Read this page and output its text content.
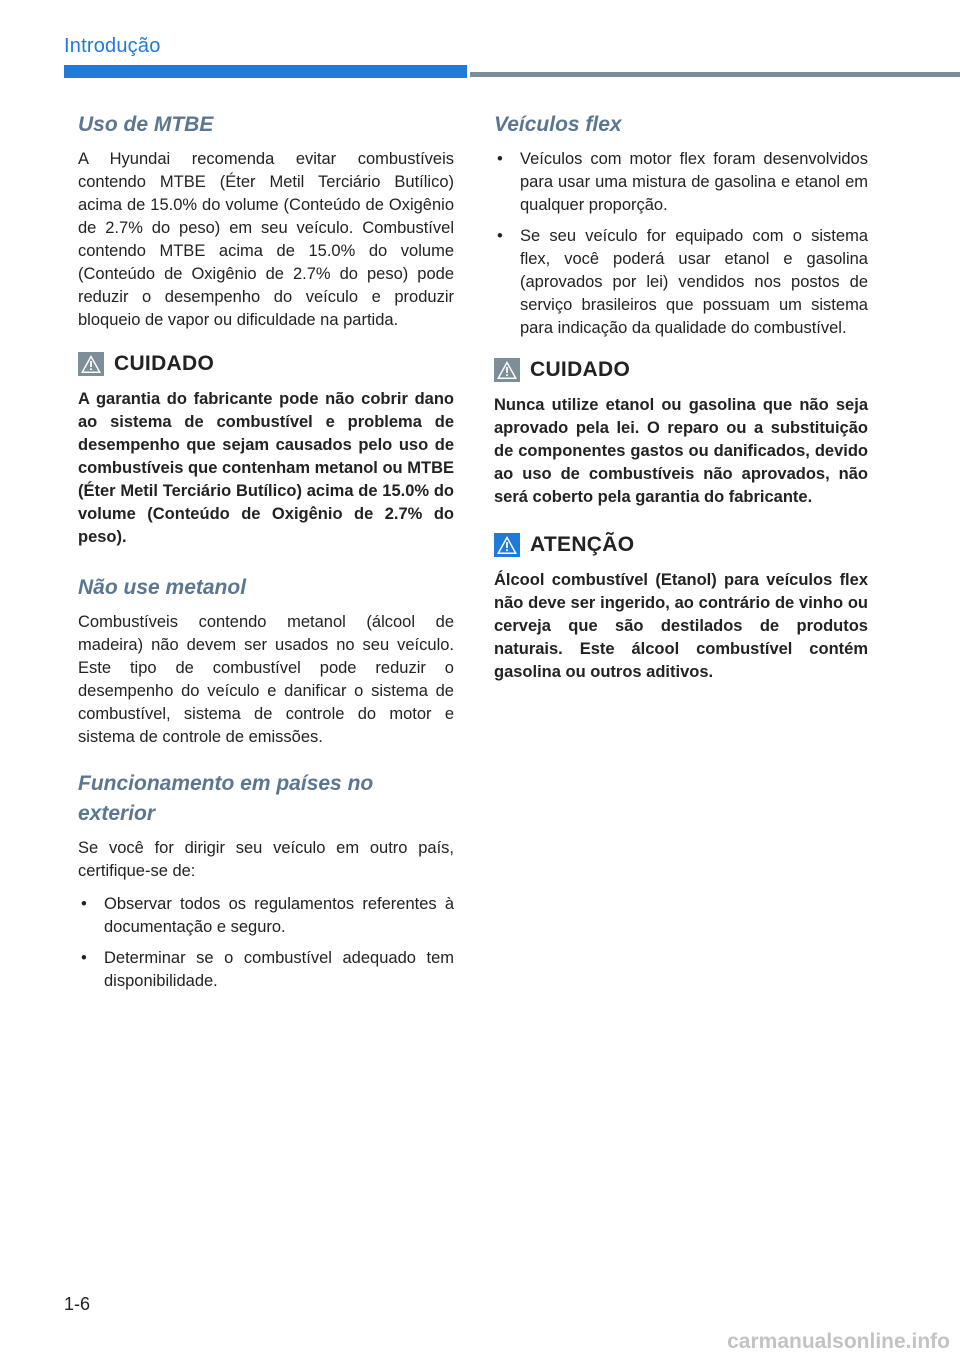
Introdução
Uso de MTBE

A Hyundai recomenda evitar combustíveis contendo MTBE (Éter Metil Terciário Butílico) acima de 15.0% do volume (Conteúdo de Oxigênio de 2.7% do peso) em seu veículo. Combustível contendo MTBE acima de 15.0% do volume (Conteúdo de Oxigênio de 2.7% do peso) pode reduzir o desempenho do veículo e produzir bloqueio de vapor ou dificuldade na partida.

CUIDADO

A garantia do fabricante pode não cobrir dano ao sistema de combustível e problema de desempenho que sejam causados pelo uso de combustíveis que contenham metanol ou MTBE (Éter Metil Terciário Butílico) acima de 15.0% do volume (Conteúdo de Oxigênio de 2.7% do peso).

Não use metanol

Combustíveis contendo metanol (álcool de madeira) não devem ser usados no seu veículo. Este tipo de combustível pode reduzir o desempenho do veículo e danificar o sistema de combustível, sistema de controle do motor e sistema de controle de emissões.

Funcionamento em países no exterior

Se você for dirigir seu veículo em outro país, certifique-se de:

• Observar todos os regulamentos referentes à documentação e seguro.
• Determinar se o combustível adequado tem disponibilidade.
Veículos flex
• Veículos com motor flex foram desenvolvidos para usar uma mistura de gasolina e etanol em qualquer proporção.
• Se seu veículo for equipado com o sistema flex, você poderá usar etanol e gasolina (aprovados por lei) vendidos nos postos de serviço brasileiros que possuam um sistema para indicação da qualidade do combustível.
CUIDADO

Nunca utilize etanol ou gasolina que não seja aprovado pela lei. O reparo ou a substituição de componentes gastos ou danificados, devido ao uso de combustíveis não aprovados, não será coberto pela garantia do fabricante.

ATENÇÃO

Álcool combustível (Etanol) para veículos flex não deve ser ingerido, ao contrário de vinho ou cerveja que são destilados de produtos naturais. Este álcool combustível contém gasolina ou outros aditivos.

1-6
carmanualsonline.info
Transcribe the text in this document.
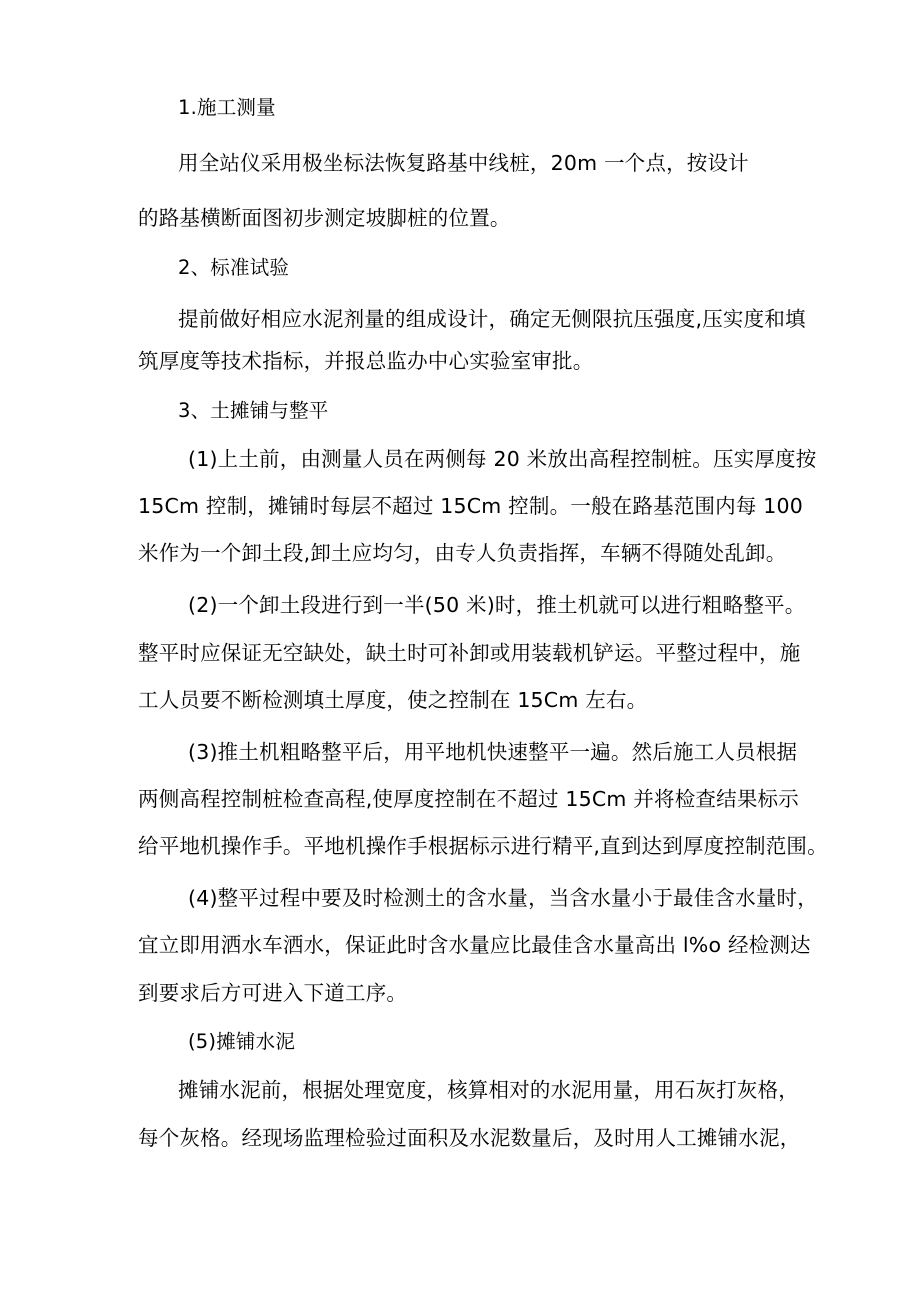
1.施工测量
用全站仪采用极坐标法恢复路基中线桩，20m 一个点，按设计
的路基横断面图初步测定坡脚桩的位置。
2、标准试验
提前做好相应水泥剂量的组成设计，确定无侧限抗压强度,压实度和填
筑厚度等技术指标，并报总监办中心实验室审批。
3、土摊铺与整平
(1)上土前，由测量人员在两侧每 20 米放出高程控制桩。压实厚度按
15Cm 控制，摊铺时每层不超过 15Cm 控制。一般在路基范围内每 100
米作为一个卸土段,卸土应均匀，由专人负责指挥，车辆不得随处乱卸。
(2)一个卸土段进行到一半(50 米)时，推土机就可以进行粗略整平。
整平时应保证无空缺处，缺土时可补卸或用装载机铲运。平整过程中，施
工人员要不断检测填土厚度，使之控制在 15Cm 左右。
(3)推土机粗略整平后，用平地机快速整平一遍。然后施工人员根据
两侧高程控制桩检查高程,使厚度控制在不超过 15Cm 并将检查结果标示
给平地机操作手。平地机操作手根据标示进行精平,直到达到厚度控制范围。
(4)整平过程中要及时检测土的含水量，当含水量小于最佳含水量时，
宜立即用洒水车洒水，保证此时含水量应比最佳含水量高出 l%o 经检测达
到要求后方可进入下道工序。
(5)摊铺水泥
摊铺水泥前，根据处理宽度，核算相对的水泥用量，用石灰打灰格，
每个灰格。经现场监理检验过面积及水泥数量后，及时用人工摊铺水泥，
* * * * * * * * *
DIRECTIVE:
Your copy should match the entries exactly, minus the pictures.

ANSWER TO THE TASK:
Read this page and output its text content.
Introdução
Uso de MTBE

A Hyundai recomenda evitar combustíveis contendo MTBE (Éter Metil Terciário Butílico) acima de 15.0% do volume (Conteúdo de Oxigênio de 2.7% do peso) em seu veículo. Combustível contendo MTBE acima de 15.0% do volume (Conteúdo de Oxigênio de 2.7% do peso) pode reduzir o desempenho do veículo e produzir bloqueio de vapor ou dificuldade na partida.

CUIDADO

A garantia do fabricante pode não cobrir dano ao sistema de combustível e problema de desempenho que sejam causados pelo uso de combustíveis que contenham metanol ou MTBE (Éter Metil Terciário Butílico) acima de 15.0% do volume (Conteúdo de Oxigênio de 2.7% do peso).

Não use metanol

Combustíveis contendo metanol (álcool de madeira) não devem ser usados no seu veículo. Este tipo de combustível pode reduzir o desempenho do veículo e danificar o sistema de combustível, sistema de controle do motor e sistema de controle de emissões.

Funcionamento em países no exterior

Se você for dirigir seu veículo em outro país, certifique-se de:

• Observar todos os regulamentos referentes à documentação e seguro.
• Determinar se o combustível adequado tem disponibilidade.
Veículos flex
• Veículos com motor flex foram desenvolvidos para usar uma mistura de gasolina e etanol em qualquer proporção.
• Se seu veículo for equipado com o sistema flex, você poderá usar etanol e gasolina (aprovados por lei) vendidos nos postos de serviço brasileiros que possuam um sistema para indicação da qualidade do combustível.
CUIDADO

Nunca utilize etanol ou gasolina que não seja aprovado pela lei. O reparo ou a substituição de componentes gastos ou danificados, devido ao uso de combustíveis não aprovados, não será coberto pela garantia do fabricante.

ATENÇÃO

Álcool combustível (Etanol) para veículos flex não deve ser ingerido, ao contrário de vinho ou cerveja que são destilados de produtos naturais. Este álcool combustível contém gasolina ou outros aditivos.

1-6
carmanualsonline.info
Transcribe the text in this document.
1.施工测量
用全站仪采用极坐标法恢复路基中线桩，20m 一个点，按设计
的路基横断面图初步测定坡脚桩的位置。
2、标准试验
提前做好相应水泥剂量的组成设计，确定无侧限抗压强度,压实度和填
筑厚度等技术指标，并报总监办中心实验室审批。
3、土摊铺与整平
(1)上土前，由测量人员在两侧每 20 米放出高程控制桩。压实厚度按
15Cm 控制，摊铺时每层不超过 15Cm 控制。一般在路基范围内每 100
米作为一个卸土段,卸土应均匀，由专人负责指挥，车辆不得随处乱卸。
(2)一个卸土段进行到一半(50 米)时，推土机就可以进行粗略整平。
整平时应保证无空缺处，缺土时可补卸或用装载机铲运。平整过程中，施
工人员要不断检测填土厚度，使之控制在 15Cm 左右。
(3)推土机粗略整平后，用平地机快速整平一遍。然后施工人员根据
两侧高程控制桩检查高程,使厚度控制在不超过 15Cm 并将检查结果标示
给平地机操作手。平地机操作手根据标示进行精平,直到达到厚度控制范围。
(4)整平过程中要及时检测土的含水量，当含水量小于最佳含水量时，
宜立即用洒水车洒水，保证此时含水量应比最佳含水量高出 l%o 经检测达
到要求后方可进入下道工序。
(5)摊铺水泥
摊铺水泥前，根据处理宽度，核算相对的水泥用量，用石灰打灰格，
每个灰格。经现场监理检验过面积及水泥数量后，及时用人工摊铺水泥，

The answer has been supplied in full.